● **Objective**: The required output is a single number: how many lines of the material contain the string "into".
* Begin Supplied records *
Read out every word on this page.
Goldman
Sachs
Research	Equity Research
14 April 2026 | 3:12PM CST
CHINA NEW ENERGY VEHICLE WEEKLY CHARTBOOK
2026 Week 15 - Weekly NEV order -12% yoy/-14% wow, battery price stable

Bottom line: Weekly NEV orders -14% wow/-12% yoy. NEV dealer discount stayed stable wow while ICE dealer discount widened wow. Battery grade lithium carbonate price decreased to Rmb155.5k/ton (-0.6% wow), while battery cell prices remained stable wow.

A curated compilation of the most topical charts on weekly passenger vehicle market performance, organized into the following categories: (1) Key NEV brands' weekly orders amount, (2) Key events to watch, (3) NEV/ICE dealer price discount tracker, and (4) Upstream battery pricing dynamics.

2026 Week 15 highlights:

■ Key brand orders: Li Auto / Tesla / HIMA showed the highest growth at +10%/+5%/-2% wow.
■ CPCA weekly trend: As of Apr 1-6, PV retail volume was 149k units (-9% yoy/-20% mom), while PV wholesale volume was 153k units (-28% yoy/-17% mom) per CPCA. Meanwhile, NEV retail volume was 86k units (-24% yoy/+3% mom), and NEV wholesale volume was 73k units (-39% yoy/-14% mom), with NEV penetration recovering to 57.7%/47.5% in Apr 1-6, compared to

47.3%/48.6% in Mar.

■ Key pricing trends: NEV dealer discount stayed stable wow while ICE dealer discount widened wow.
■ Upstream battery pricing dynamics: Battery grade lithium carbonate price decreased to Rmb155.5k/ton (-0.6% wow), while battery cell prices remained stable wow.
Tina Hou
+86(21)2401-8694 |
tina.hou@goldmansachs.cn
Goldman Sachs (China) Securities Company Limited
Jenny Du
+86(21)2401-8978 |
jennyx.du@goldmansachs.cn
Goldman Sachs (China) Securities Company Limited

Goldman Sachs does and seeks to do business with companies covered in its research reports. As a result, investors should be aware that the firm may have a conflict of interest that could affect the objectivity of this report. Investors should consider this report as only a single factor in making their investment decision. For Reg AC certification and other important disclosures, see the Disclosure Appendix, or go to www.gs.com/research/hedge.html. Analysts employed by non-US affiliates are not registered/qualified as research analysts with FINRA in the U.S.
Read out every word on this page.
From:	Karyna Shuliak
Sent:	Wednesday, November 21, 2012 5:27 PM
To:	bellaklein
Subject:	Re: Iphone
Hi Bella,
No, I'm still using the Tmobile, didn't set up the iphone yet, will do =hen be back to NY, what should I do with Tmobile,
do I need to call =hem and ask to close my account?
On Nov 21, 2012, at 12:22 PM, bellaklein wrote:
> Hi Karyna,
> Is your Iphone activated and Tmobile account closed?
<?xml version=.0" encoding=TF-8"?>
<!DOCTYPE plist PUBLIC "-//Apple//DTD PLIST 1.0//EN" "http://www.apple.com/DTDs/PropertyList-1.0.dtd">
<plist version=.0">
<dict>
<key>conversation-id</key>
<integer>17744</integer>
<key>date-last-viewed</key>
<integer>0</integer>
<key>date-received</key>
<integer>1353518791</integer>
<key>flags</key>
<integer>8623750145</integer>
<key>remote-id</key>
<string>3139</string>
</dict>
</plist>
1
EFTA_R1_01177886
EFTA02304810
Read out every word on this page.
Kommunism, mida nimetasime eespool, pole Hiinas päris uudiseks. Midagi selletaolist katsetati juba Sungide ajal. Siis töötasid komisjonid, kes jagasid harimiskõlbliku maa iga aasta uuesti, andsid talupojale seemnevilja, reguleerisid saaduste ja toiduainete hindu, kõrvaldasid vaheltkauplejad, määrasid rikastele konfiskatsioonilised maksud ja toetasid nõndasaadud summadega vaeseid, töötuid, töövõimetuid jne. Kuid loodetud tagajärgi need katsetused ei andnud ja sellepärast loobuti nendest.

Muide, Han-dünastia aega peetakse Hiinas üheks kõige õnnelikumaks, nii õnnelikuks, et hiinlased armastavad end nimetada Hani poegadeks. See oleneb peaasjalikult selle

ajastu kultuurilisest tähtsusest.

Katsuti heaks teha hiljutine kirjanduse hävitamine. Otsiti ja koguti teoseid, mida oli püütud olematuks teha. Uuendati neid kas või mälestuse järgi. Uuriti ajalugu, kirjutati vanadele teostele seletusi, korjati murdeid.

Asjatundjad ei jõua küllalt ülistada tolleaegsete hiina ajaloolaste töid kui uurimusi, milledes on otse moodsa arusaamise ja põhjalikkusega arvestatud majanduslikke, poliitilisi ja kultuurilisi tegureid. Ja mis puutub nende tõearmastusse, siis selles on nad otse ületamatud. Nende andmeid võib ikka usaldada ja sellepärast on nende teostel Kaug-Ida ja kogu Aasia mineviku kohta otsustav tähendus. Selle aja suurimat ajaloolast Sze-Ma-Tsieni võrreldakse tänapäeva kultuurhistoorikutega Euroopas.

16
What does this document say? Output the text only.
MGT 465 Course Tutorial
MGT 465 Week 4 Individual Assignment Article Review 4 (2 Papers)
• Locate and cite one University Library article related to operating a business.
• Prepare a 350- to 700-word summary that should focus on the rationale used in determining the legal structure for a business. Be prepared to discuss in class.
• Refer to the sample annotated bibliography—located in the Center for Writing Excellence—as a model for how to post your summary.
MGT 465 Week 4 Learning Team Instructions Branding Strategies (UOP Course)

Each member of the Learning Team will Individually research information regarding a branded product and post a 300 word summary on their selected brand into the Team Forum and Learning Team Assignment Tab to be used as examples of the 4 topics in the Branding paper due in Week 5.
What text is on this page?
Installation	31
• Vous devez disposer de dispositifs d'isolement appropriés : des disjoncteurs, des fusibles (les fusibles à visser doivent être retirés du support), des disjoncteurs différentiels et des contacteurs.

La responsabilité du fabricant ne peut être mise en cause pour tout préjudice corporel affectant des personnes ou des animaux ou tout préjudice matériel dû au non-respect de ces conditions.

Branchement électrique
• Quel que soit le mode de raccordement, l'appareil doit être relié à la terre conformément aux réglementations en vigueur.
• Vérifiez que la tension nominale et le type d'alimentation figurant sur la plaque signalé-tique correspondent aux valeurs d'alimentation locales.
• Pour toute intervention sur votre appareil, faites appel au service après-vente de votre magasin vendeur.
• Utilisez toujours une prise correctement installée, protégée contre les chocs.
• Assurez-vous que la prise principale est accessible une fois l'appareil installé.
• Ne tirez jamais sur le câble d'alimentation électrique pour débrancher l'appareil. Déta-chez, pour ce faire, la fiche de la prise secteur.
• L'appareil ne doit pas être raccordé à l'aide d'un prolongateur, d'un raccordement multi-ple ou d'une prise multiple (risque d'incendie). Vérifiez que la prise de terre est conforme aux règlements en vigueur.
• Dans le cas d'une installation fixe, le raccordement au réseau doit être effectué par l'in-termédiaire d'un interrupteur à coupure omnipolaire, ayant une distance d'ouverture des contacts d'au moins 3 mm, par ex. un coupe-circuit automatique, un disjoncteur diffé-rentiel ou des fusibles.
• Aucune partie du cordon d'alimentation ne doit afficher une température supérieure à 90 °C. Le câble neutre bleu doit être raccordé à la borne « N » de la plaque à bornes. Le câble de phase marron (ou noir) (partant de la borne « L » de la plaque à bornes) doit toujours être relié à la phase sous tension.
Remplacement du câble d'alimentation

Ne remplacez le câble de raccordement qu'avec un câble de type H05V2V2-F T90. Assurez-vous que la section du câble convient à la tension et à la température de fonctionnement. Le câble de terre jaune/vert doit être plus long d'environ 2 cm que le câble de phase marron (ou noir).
* End Supplied records *
● **Exercise result**: 2